Copy every record below exactly as written, but leave out the pictures.

-- start of SOURCE DATA --

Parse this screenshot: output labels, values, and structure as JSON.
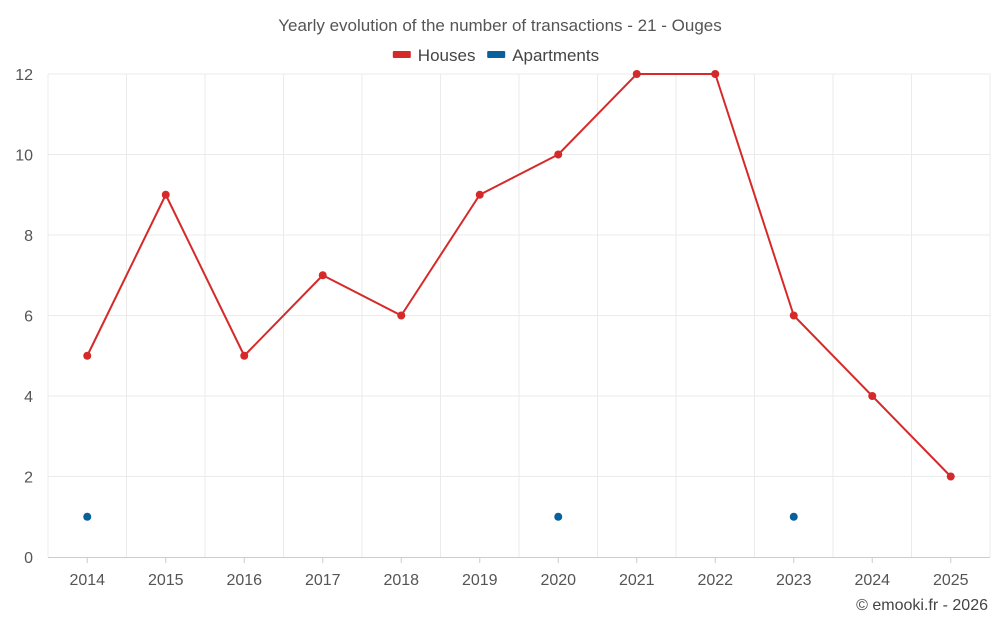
{
  "chart_data": {
    "type": "line",
    "title": "Yearly evolution of the number of transactions - 21 - Ouges",
    "xlabel": "",
    "ylabel": "",
    "categories": [
      "2014",
      "2015",
      "2016",
      "2017",
      "2018",
      "2019",
      "2020",
      "2021",
      "2022",
      "2023",
      "2024",
      "2025"
    ],
    "y_ticks": [
      "0",
      "2",
      "4",
      "6",
      "8",
      "10",
      "12"
    ],
    "ylim": [
      0,
      12
    ],
    "grid": true,
    "legend_position": "top-center",
    "series": [
      {
        "name": "Houses",
        "color": "#d62a2a",
        "values": [
          5,
          9,
          5,
          7,
          6,
          9,
          10,
          12,
          12,
          6,
          4,
          2
        ]
      },
      {
        "name": "Apartments",
        "color": "#08619c",
        "values": [
          1,
          null,
          null,
          null,
          null,
          null,
          1,
          null,
          null,
          1,
          null,
          null
        ]
      }
    ]
  },
  "credit": "© emooki.fr - 2026"
}
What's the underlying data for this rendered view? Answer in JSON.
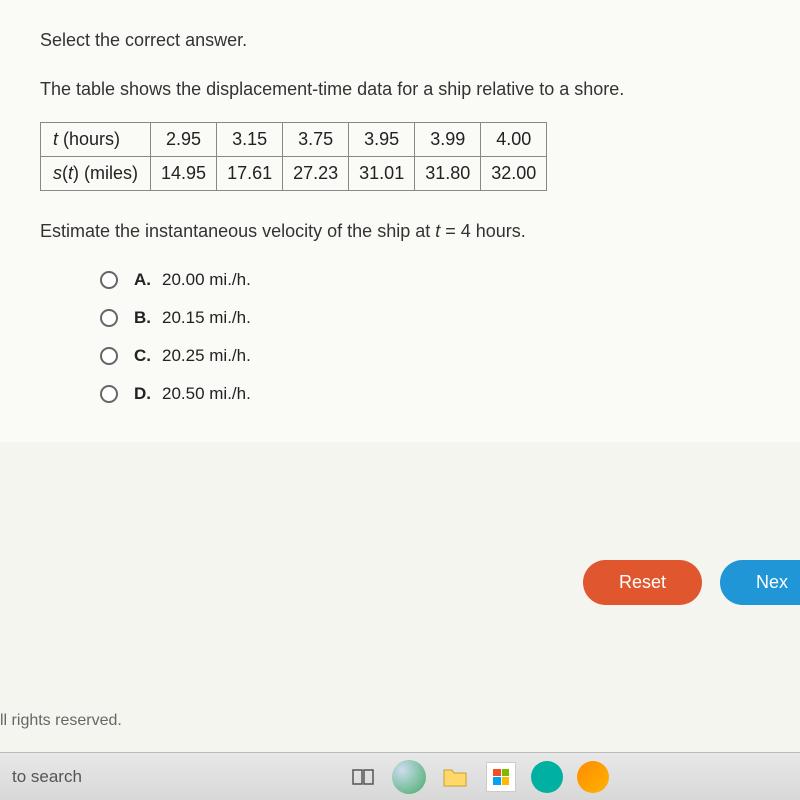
{
  "instruction": "Select the correct answer.",
  "question_intro": "The table shows the displacement-time data for a ship relative to a shore.",
  "table": {
    "row_headers": [
      "t (hours)",
      "s(t) (miles)"
    ],
    "row_header_html": {
      "t": "<span class='italic'>t</span> (hours)",
      "st": "<span class='sfunc'>s</span>(<span class='italic'>t</span>) (miles)"
    },
    "data": {
      "t": [
        "2.95",
        "3.15",
        "3.75",
        "3.95",
        "3.99",
        "4.00"
      ],
      "st": [
        "14.95",
        "17.61",
        "27.23",
        "31.01",
        "31.80",
        "32.00"
      ]
    },
    "border_color": "#888",
    "cell_fontsize": 18
  },
  "sub_question_pre": "Estimate the instantaneous velocity of the ship at ",
  "sub_question_var": "t",
  "sub_question_post": " = 4 hours.",
  "options": [
    {
      "letter": "A.",
      "text": "20.00 mi./h."
    },
    {
      "letter": "B.",
      "text": "20.15 mi./h."
    },
    {
      "letter": "C.",
      "text": "20.25 mi./h."
    },
    {
      "letter": "D.",
      "text": "20.50 mi./h."
    }
  ],
  "buttons": {
    "reset": "Reset",
    "next": "Nex"
  },
  "colors": {
    "reset_bg": "#e0562f",
    "next_bg": "#2196d6",
    "page_bg": "#fafaf7"
  },
  "footer": {
    "rights": "ll rights reserved.",
    "search": "to search"
  }
}
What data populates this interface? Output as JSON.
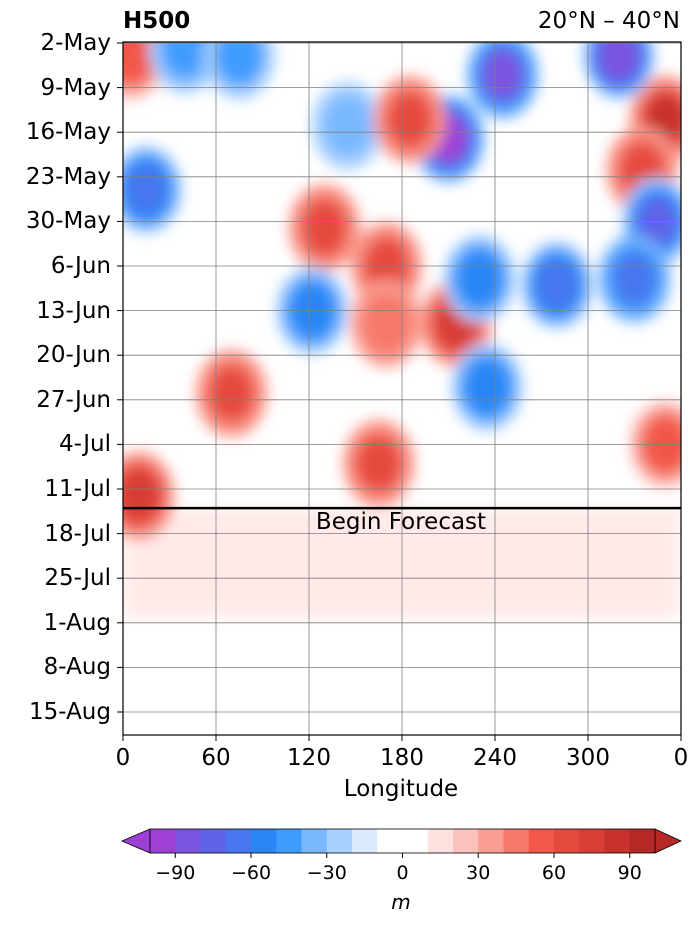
{
  "chart_data": {
    "type": "heatmap",
    "title": "H500",
    "subtitle": "20°N – 40°N",
    "xlabel": "Longitude",
    "ylabel": "",
    "x_ticks": [
      "0",
      "60",
      "120",
      "180",
      "240",
      "300",
      "0"
    ],
    "x_range": [
      0,
      360
    ],
    "y_ticks": [
      "2-May",
      "9-May",
      "16-May",
      "23-May",
      "30-May",
      "6-Jun",
      "13-Jun",
      "20-Jun",
      "27-Jun",
      "4-Jul",
      "11-Jul",
      "18-Jul",
      "25-Jul",
      "1-Aug",
      "8-Aug",
      "15-Aug"
    ],
    "forecast_line_date": "15-Jul",
    "forecast_label": "Begin Forecast",
    "grid": true,
    "colorbar": {
      "levels": [
        -100,
        -90,
        -80,
        -70,
        -60,
        -50,
        -40,
        -30,
        -20,
        -10,
        0,
        10,
        20,
        30,
        40,
        50,
        60,
        70,
        80,
        90,
        100
      ],
      "tick_labels": [
        "−90",
        "−60",
        "−30",
        "0",
        "30",
        "60",
        "90"
      ],
      "tick_values": [
        -90,
        -60,
        -30,
        0,
        30,
        60,
        90
      ],
      "label": "m",
      "colors": [
        "#9e3fd6",
        "#7a55e0",
        "#5f63e8",
        "#4677ee",
        "#2b86f5",
        "#3f9cff",
        "#79b8ff",
        "#a9d1ff",
        "#dbeaff",
        "#ffffff",
        "#ffffff",
        "#ffe2e0",
        "#fcc3bd",
        "#fa9e93",
        "#f6796a",
        "#f2574a",
        "#e64a3e",
        "#d83e35",
        "#c8322c",
        "#b52825"
      ],
      "extend": "both"
    },
    "anomaly_blobs": [
      {
        "lon": 5,
        "date": "4-May",
        "value": 55
      },
      {
        "lon": 350,
        "date": "14-May",
        "value": 80
      },
      {
        "lon": 335,
        "date": "22-May",
        "value": 60
      },
      {
        "lon": 15,
        "date": "25-May",
        "value": -70
      },
      {
        "lon": 345,
        "date": "30-May",
        "value": -75
      },
      {
        "lon": 330,
        "date": "9-Jun",
        "value": -65
      },
      {
        "lon": 40,
        "date": "3-May",
        "value": -50
      },
      {
        "lon": 75,
        "date": "4-May",
        "value": -45
      },
      {
        "lon": 245,
        "date": "7-May",
        "value": -85
      },
      {
        "lon": 320,
        "date": "4-May",
        "value": -90
      },
      {
        "lon": 210,
        "date": "17-May",
        "value": -95
      },
      {
        "lon": 145,
        "date": "15-May",
        "value": -40
      },
      {
        "lon": 185,
        "date": "14-May",
        "value": 65
      },
      {
        "lon": 130,
        "date": "1-Jun",
        "value": 60
      },
      {
        "lon": 170,
        "date": "7-Jun",
        "value": 65
      },
      {
        "lon": 215,
        "date": "16-Jun",
        "value": 75
      },
      {
        "lon": 230,
        "date": "9-Jun",
        "value": -60
      },
      {
        "lon": 280,
        "date": "10-Jun",
        "value": -70
      },
      {
        "lon": 122,
        "date": "14-Jun",
        "value": -55
      },
      {
        "lon": 170,
        "date": "16-Jun",
        "value": 45
      },
      {
        "lon": 70,
        "date": "27-Jun",
        "value": 60
      },
      {
        "lon": 165,
        "date": "8-Jul",
        "value": 65
      },
      {
        "lon": 10,
        "date": "13-Jul",
        "value": 75
      },
      {
        "lon": 350,
        "date": "5-Jul",
        "value": 55
      },
      {
        "lon": 235,
        "date": "26-Jun",
        "value": -55
      }
    ]
  }
}
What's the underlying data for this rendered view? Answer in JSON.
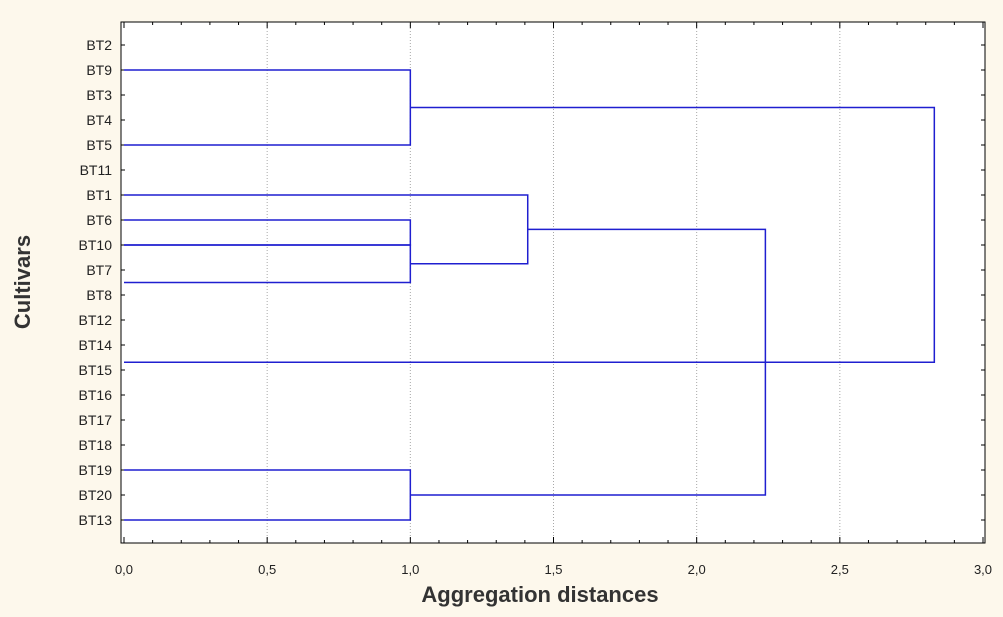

-- end of SOURCE DATA --

_ANSWER IN FULL_:
Parse this screenshot: output labels, values, and structure as JSON.
{
  "chart_data": {
    "type": "line",
    "title": "Yearly evolution of the number of transactions - 21 - Ouges",
    "xlabel": "",
    "ylabel": "",
    "categories": [
      "2014",
      "2015",
      "2016",
      "2017",
      "2018",
      "2019",
      "2020",
      "2021",
      "2022",
      "2023",
      "2024",
      "2025"
    ],
    "y_ticks": [
      "0",
      "2",
      "4",
      "6",
      "8",
      "10",
      "12"
    ],
    "ylim": [
      0,
      12
    ],
    "grid": true,
    "legend_position": "top-center",
    "series": [
      {
        "name": "Houses",
        "color": "#d62a2a",
        "values": [
          5,
          9,
          5,
          7,
          6,
          9,
          10,
          12,
          12,
          6,
          4,
          2
        ]
      },
      {
        "name": "Apartments",
        "color": "#08619c",
        "values": [
          1,
          null,
          null,
          null,
          null,
          null,
          1,
          null,
          null,
          1,
          null,
          null
        ]
      }
    ]
  },
  "credit": "© emooki.fr - 2026"
}
What's the underlying data for this rendered view? Answer in JSON.
{
  "instruction": "Select the correct answer.",
  "question_intro": "The table shows the displacement-time data for a ship relative to a shore.",
  "table": {
    "row_headers": [
      "t (hours)",
      "s(t) (miles)"
    ],
    "row_header_html": {
      "t": "<span class='italic'>t</span> (hours)",
      "st": "<span class='sfunc'>s</span>(<span class='italic'>t</span>) (miles)"
    },
    "data": {
      "t": [
        "2.95",
        "3.15",
        "3.75",
        "3.95",
        "3.99",
        "4.00"
      ],
      "st": [
        "14.95",
        "17.61",
        "27.23",
        "31.01",
        "31.80",
        "32.00"
      ]
    },
    "border_color": "#888",
    "cell_fontsize": 18
  },
  "sub_question_pre": "Estimate the instantaneous velocity of the ship at ",
  "sub_question_var": "t",
  "sub_question_post": " = 4 hours.",
  "options": [
    {
      "letter": "A.",
      "text": "20.00 mi./h."
    },
    {
      "letter": "B.",
      "text": "20.15 mi./h."
    },
    {
      "letter": "C.",
      "text": "20.25 mi./h."
    },
    {
      "letter": "D.",
      "text": "20.50 mi./h."
    }
  ],
  "buttons": {
    "reset": "Reset",
    "next": "Nex"
  },
  "colors": {
    "reset_bg": "#e0562f",
    "next_bg": "#2196d6",
    "page_bg": "#fafaf7"
  },
  "footer": {
    "rights": "ll rights reserved.",
    "search": "to search"
  }
}
What data populates this interface? Output as JSON.
{
  "chart_data": {
    "type": "heatmap",
    "title": "H500",
    "subtitle": "20°N – 40°N",
    "xlabel": "Longitude",
    "ylabel": "",
    "x_ticks": [
      "0",
      "60",
      "120",
      "180",
      "240",
      "300",
      "0"
    ],
    "x_range": [
      0,
      360
    ],
    "y_ticks": [
      "2-May",
      "9-May",
      "16-May",
      "23-May",
      "30-May",
      "6-Jun",
      "13-Jun",
      "20-Jun",
      "27-Jun",
      "4-Jul",
      "11-Jul",
      "18-Jul",
      "25-Jul",
      "1-Aug",
      "8-Aug",
      "15-Aug"
    ],
    "forecast_line_date": "15-Jul",
    "forecast_label": "Begin Forecast",
    "grid": true,
    "colorbar": {
      "levels": [
        -100,
        -90,
        -80,
        -70,
        -60,
        -50,
        -40,
        -30,
        -20,
        -10,
        0,
        10,
        20,
        30,
        40,
        50,
        60,
        70,
        80,
        90,
        100
      ],
      "tick_labels": [
        "−90",
        "−60",
        "−30",
        "0",
        "30",
        "60",
        "90"
      ],
      "tick_values": [
        -90,
        -60,
        -30,
        0,
        30,
        60,
        90
      ],
      "label": "m",
      "colors": [
        "#9e3fd6",
        "#7a55e0",
        "#5f63e8",
        "#4677ee",
        "#2b86f5",
        "#3f9cff",
        "#79b8ff",
        "#a9d1ff",
        "#dbeaff",
        "#ffffff",
        "#ffffff",
        "#ffe2e0",
        "#fcc3bd",
        "#fa9e93",
        "#f6796a",
        "#f2574a",
        "#e64a3e",
        "#d83e35",
        "#c8322c",
        "#b52825"
      ],
      "extend": "both"
    },
    "anomaly_blobs": [
      {
        "lon": 5,
        "date": "4-May",
        "value": 55
      },
      {
        "lon": 350,
        "date": "14-May",
        "value": 80
      },
      {
        "lon": 335,
        "date": "22-May",
        "value": 60
      },
      {
        "lon": 15,
        "date": "25-May",
        "value": -70
      },
      {
        "lon": 345,
        "date": "30-May",
        "value": -75
      },
      {
        "lon": 330,
        "date": "9-Jun",
        "value": -65
      },
      {
        "lon": 40,
        "date": "3-May",
        "value": -50
      },
      {
        "lon": 75,
        "date": "4-May",
        "value": -45
      },
      {
        "lon": 245,
        "date": "7-May",
        "value": -85
      },
      {
        "lon": 320,
        "date": "4-May",
        "value": -90
      },
      {
        "lon": 210,
        "date": "17-May",
        "value": -95
      },
      {
        "lon": 145,
        "date": "15-May",
        "value": -40
      },
      {
        "lon": 185,
        "date": "14-May",
        "value": 65
      },
      {
        "lon": 130,
        "date": "1-Jun",
        "value": 60
      },
      {
        "lon": 170,
        "date": "7-Jun",
        "value": 65
      },
      {
        "lon": 215,
        "date": "16-Jun",
        "value": 75
      },
      {
        "lon": 230,
        "date": "9-Jun",
        "value": -60
      },
      {
        "lon": 280,
        "date": "10-Jun",
        "value": -70
      },
      {
        "lon": 122,
        "date": "14-Jun",
        "value": -55
      },
      {
        "lon": 170,
        "date": "16-Jun",
        "value": 45
      },
      {
        "lon": 70,
        "date": "27-Jun",
        "value": 60
      },
      {
        "lon": 165,
        "date": "8-Jul",
        "value": 65
      },
      {
        "lon": 10,
        "date": "13-Jul",
        "value": 75
      },
      {
        "lon": 350,
        "date": "5-Jul",
        "value": 55
      },
      {
        "lon": 235,
        "date": "26-Jun",
        "value": -55
      }
    ]
  }
}
What's the underlying data for this rendered view? Answer in JSON.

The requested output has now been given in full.